Stated task:
Collect every line in the records below that contains the word "아이슬란드".
-- BEGIN --
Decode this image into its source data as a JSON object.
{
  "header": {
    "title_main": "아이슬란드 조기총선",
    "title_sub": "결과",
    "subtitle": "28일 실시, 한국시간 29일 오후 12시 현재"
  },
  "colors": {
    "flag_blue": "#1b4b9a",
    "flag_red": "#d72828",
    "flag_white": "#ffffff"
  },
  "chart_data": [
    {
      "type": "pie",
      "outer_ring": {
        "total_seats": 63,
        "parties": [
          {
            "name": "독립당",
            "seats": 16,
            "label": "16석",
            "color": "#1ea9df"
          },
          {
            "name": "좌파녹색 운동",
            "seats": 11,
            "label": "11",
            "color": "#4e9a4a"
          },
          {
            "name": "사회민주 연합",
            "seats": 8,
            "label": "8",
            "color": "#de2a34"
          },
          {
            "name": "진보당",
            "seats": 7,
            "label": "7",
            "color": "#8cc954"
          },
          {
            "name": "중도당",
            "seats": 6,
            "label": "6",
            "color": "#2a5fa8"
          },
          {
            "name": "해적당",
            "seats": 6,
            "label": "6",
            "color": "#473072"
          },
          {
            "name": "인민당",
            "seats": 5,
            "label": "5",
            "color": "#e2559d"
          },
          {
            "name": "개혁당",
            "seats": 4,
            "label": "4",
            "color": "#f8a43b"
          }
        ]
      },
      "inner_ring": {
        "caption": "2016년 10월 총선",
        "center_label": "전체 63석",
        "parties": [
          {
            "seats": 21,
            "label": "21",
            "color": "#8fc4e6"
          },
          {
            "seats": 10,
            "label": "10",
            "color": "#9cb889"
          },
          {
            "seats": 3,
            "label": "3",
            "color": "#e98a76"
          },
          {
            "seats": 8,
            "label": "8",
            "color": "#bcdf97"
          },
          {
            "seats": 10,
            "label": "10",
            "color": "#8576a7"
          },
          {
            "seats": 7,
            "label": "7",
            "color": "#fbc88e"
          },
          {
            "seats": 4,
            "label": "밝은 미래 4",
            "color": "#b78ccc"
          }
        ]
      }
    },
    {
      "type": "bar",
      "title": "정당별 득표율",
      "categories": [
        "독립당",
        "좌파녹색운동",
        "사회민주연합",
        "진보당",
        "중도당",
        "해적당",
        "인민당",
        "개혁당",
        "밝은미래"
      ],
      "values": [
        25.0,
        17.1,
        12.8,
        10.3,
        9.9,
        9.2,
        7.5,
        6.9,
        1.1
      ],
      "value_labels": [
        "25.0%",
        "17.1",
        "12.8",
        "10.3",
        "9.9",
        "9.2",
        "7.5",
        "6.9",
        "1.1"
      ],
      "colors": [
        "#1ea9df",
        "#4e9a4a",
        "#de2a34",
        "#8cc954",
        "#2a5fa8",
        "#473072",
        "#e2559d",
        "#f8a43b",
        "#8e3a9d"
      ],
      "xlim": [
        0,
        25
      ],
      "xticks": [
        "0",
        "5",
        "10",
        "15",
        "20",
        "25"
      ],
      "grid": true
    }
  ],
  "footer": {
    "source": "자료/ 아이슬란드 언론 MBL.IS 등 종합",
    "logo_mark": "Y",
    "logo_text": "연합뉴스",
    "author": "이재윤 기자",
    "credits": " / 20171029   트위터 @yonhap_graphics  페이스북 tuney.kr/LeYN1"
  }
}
-- END --
Expected answer:
    "title_main": "아이슬란드 조기총선",
    "source": "자료/ 아이슬란드 언론 MBL.IS 등 종합",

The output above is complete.